--- Material for this task ---

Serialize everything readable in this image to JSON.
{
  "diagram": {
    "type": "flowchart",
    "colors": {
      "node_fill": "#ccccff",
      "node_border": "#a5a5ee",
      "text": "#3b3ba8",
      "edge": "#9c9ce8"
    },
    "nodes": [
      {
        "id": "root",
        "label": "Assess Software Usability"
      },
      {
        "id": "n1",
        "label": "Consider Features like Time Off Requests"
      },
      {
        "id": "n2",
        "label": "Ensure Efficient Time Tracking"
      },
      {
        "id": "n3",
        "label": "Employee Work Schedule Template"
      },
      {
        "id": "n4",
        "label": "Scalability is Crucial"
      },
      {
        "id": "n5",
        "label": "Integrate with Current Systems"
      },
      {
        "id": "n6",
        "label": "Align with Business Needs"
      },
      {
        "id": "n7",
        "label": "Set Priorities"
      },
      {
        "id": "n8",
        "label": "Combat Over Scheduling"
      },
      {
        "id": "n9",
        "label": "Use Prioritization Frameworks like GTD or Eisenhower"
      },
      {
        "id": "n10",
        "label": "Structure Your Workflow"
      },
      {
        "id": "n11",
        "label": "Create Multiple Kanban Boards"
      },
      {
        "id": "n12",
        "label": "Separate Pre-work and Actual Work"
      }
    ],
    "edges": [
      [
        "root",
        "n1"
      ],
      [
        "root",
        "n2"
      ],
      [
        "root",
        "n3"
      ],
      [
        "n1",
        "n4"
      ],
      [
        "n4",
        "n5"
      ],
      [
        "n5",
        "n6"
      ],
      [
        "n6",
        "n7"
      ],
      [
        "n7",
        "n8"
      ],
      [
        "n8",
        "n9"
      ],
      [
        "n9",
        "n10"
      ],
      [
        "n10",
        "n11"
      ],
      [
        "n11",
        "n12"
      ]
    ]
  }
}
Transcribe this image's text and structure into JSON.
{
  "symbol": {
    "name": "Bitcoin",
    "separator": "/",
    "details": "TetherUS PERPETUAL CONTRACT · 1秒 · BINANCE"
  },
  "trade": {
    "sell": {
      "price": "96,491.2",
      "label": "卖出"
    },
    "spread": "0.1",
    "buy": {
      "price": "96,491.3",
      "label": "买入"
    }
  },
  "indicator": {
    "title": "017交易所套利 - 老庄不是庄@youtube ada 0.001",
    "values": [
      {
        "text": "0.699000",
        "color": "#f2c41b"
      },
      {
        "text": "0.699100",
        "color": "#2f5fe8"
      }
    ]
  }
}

---

Read the data above and pull out each line that holds the string "like".

        "label": "Consider Features like Time Off Requests"
        "label": "Use Prioritization Frameworks like GTD or Eisenhower"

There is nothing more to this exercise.